__PROBLEM DETAILS__
For each line of the data below that holds "than", copy the line.

◆ ◆ ◆

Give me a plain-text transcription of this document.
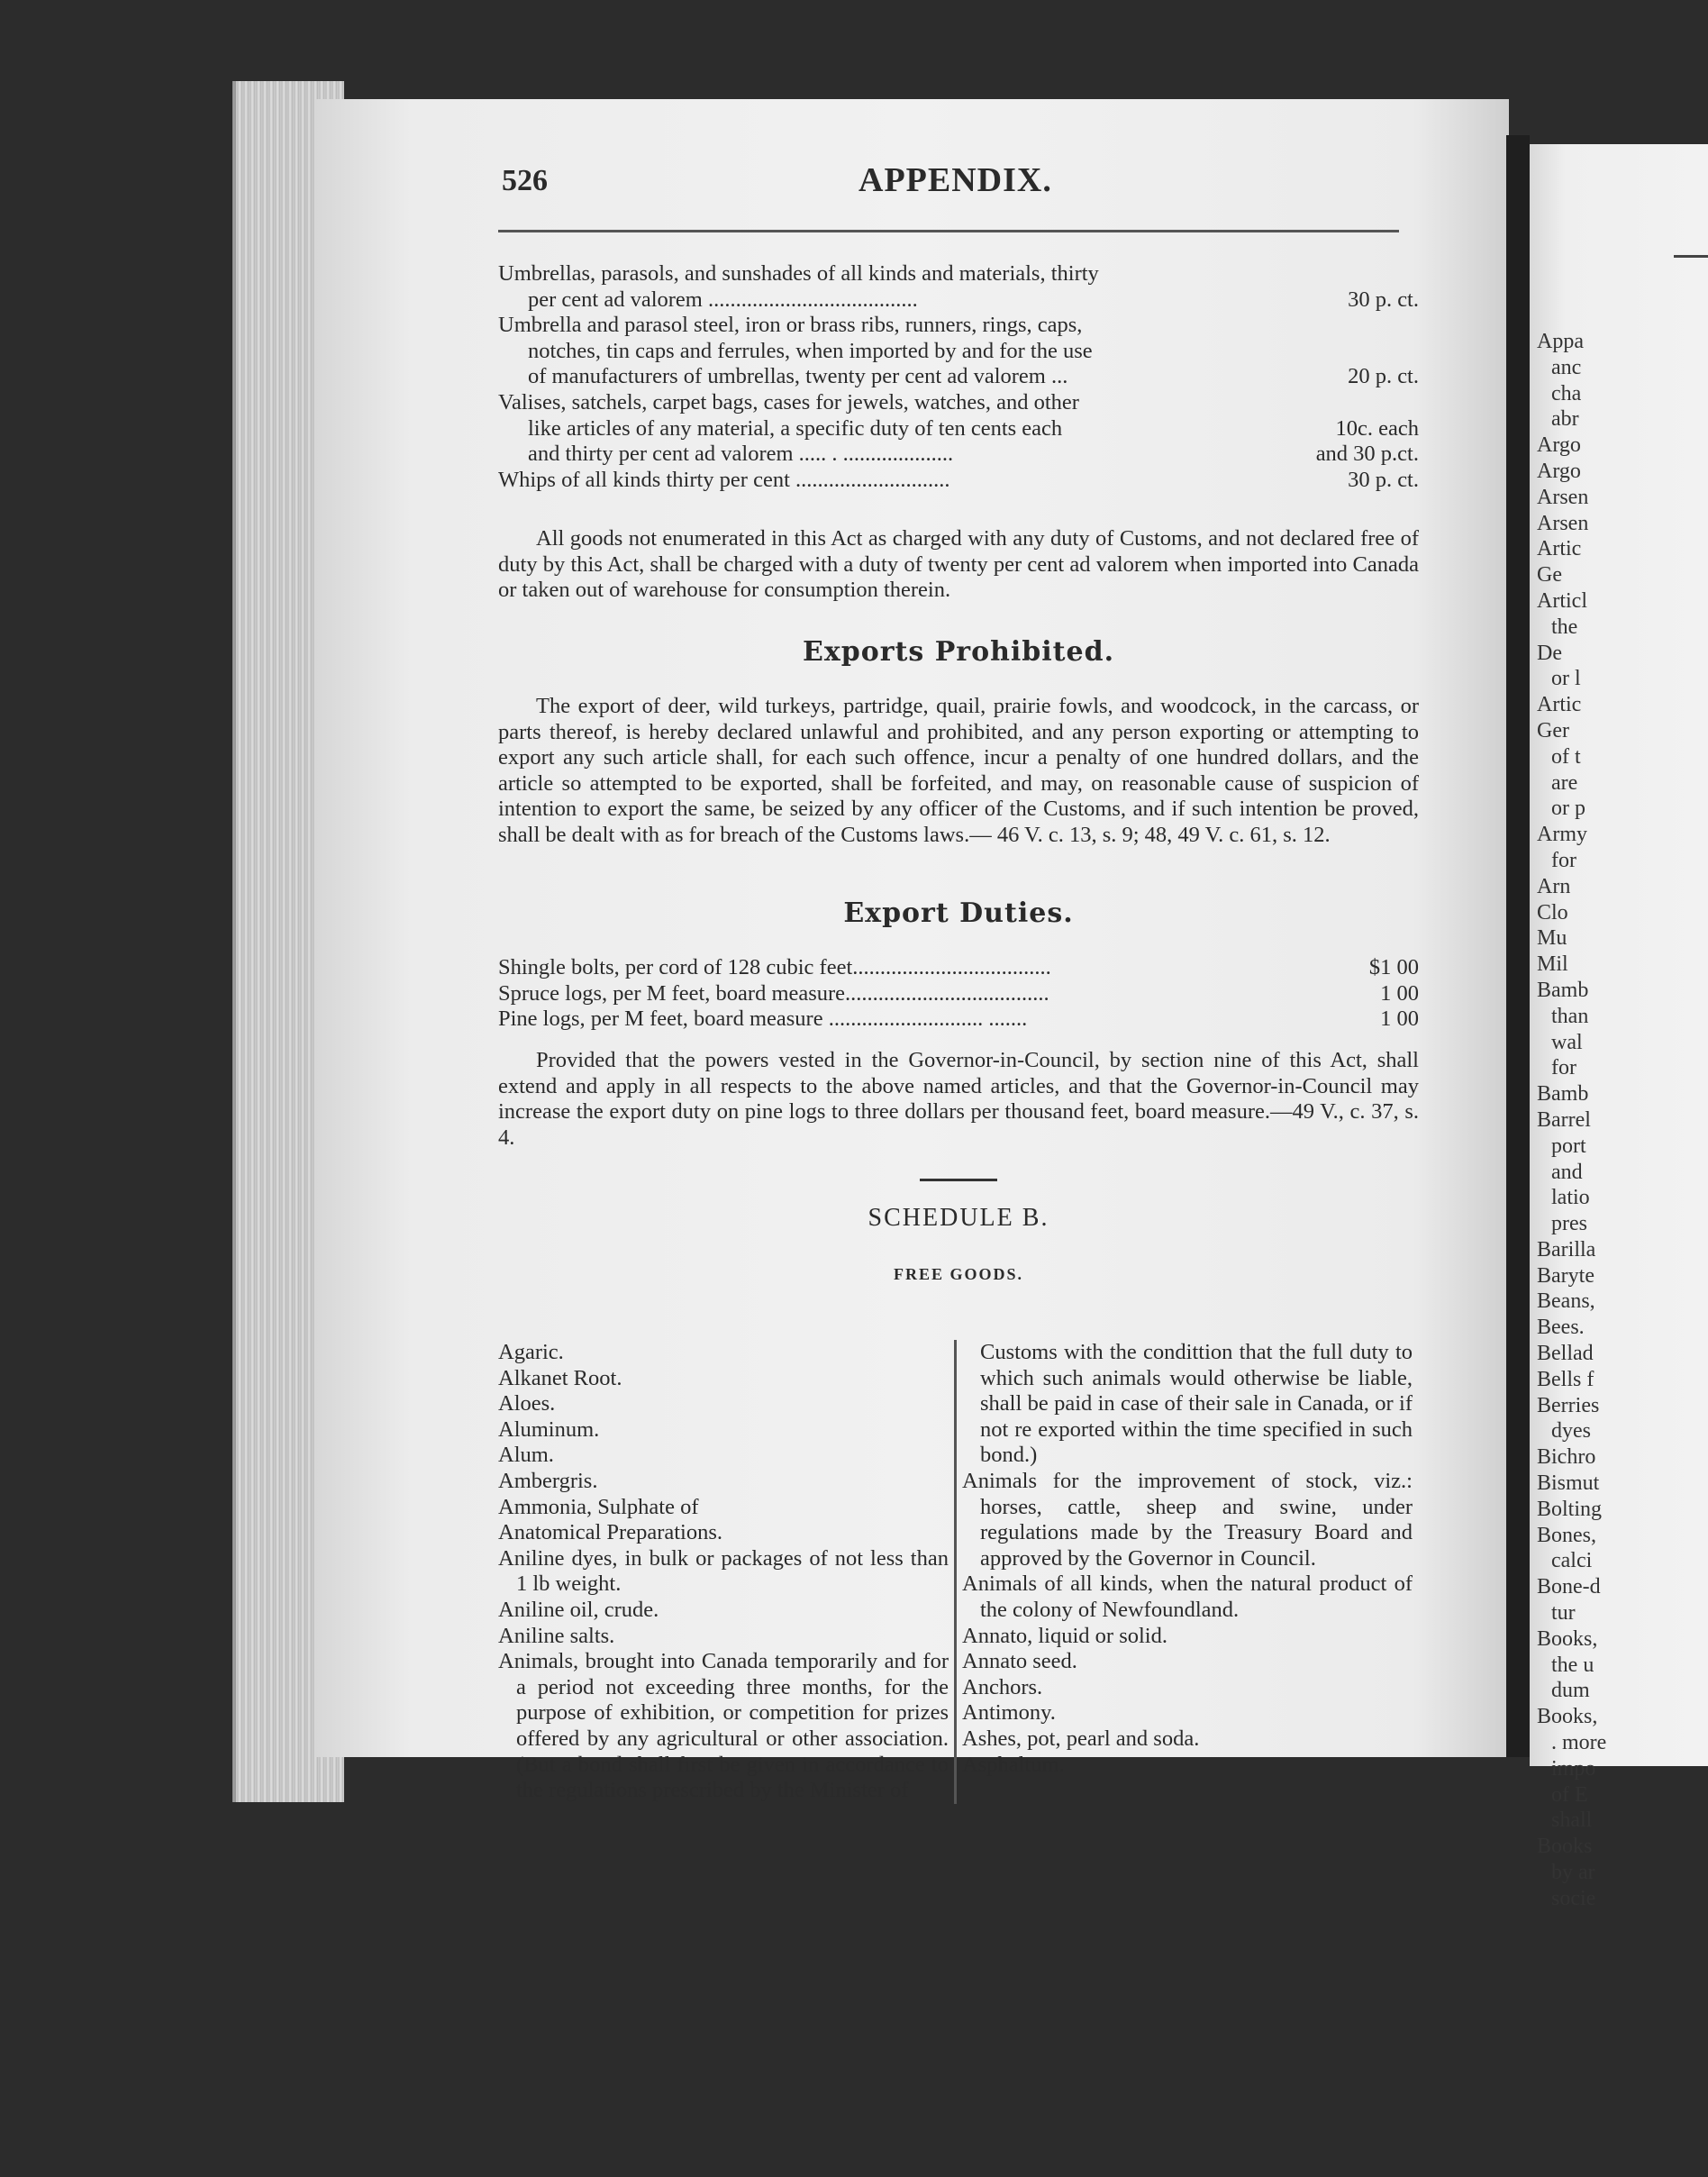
Appa
anc
cha
abr
Argo
Argo
Arsen
Arsen
Artic
Ge
Articl
the
De
or l
Artic
Ger
of t
are
or p
Army
for
Arn
Clo
Mu
Mil
Bamb
than
wal
for
Bamb
Barrel
port
and
latio
pres
Barilla
Baryte
Beans,
Bees.
Bellad
Bells f
Berries
dyes
Bichro
Bismut
Bolting
Bones,
calci
Bone-d
tur
Books,
the u
dum
Books,
. more
impo
of E
shall
Books
by ar
socie
526	APPENDIX.
Umbrellas, parasols, and sunshades of all kinds and materials, thirty
per cent ad valorem ......................................	30 p. ct.
Umbrella and parasol steel, iron or brass ribs, runners, rings, caps,
notches, tin caps and ferrules, when imported by and for the use
of manufacturers of umbrellas, twenty per cent ad valorem ...	20 p. ct.
Valises, satchels, carpet bags, cases for jewels, watches, and other
like articles of any material, a specific duty of ten cents each	10c. each
and thirty per cent ad valorem ..... . ....................	and 30 p.ct.
Whips of all kinds thirty per cent ............................	30 p. ct.
All goods not enumerated in this Act as charged with any duty of Customs, and not declared free of duty by this Act, shall be charged with a duty of twenty per cent ad valorem when imported into Canada or taken out of warehouse for consumption therein.
Exports Prohibited.
The export of deer, wild turkeys, partridge, quail, prairie fowls, and woodcock, in the carcass, or parts thereof, is hereby declared unlawful and prohibited, and any person exporting or attempting to export any such article shall, for each such offence, incur a penalty of one hundred dollars, and the article so attempted to be exported, shall be forfeited, and may, on reasonable cause of suspicion of intention to export the same, be seized by any officer of the Customs, and if such intention be proved, shall be dealt with as for breach of the Customs laws.— 46 V. c. 13, s. 9; 48, 49 V. c. 61, s. 12.
Export Duties.
Shingle bolts, per cord of 128 cubic feet....................................	$1 00
Spruce logs, per M feet, board measure.....................................	1 00
Pine logs, per M feet, board measure ............................ .......	1 00
Provided that the powers vested in the Governor-in-Council, by section nine of this Act, shall extend and apply in all respects to the above named articles, and that the Governor-in-Council may increase the export duty on pine logs to three dollars per thousand feet, board measure.—49 V., c. 37, s. 4.
SCHEDULE B.
FREE GOODS.
Agaric.
Alkanet Root.
Aloes.
Aluminum.
Alum.
Ambergris.
Ammonia, Sulphate of
Anatomical Preparations.
Aniline dyes, in bulk or packages of not less than 1 lb weight.
Aniline oil, crude.
Aniline salts.
Animals, brought into Canada temporarily and for a period not exceeding three months, for the purpose of exhibition, or competition for prizes offered by any agricultural or other association. (But a bond shall first be given in accordance to the regulations prescribed by the Minister of
Customs with the condittion that the full duty to which such animals would otherwise be liable, shall be paid in case of their sale in Canada, or if not re exported within the time specified in such bond.)
Animals for the improvement of stock, viz.: horses, cattle, sheep and swine, under regulations made by the Treasury Board and approved by the Governor in Council.
Animals of all kinds, when the natural product of the colony of Newfoundland.
Annato, liquid or solid.
Annato seed.
Anchors.
Antimony.
Ashes, pot, pearl and soda.
Asphaltum.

◆ ◆ ◆

__ANSWER IN FULL__
than
Aniline dyes, in bulk or packages of not less than 1 lb weight.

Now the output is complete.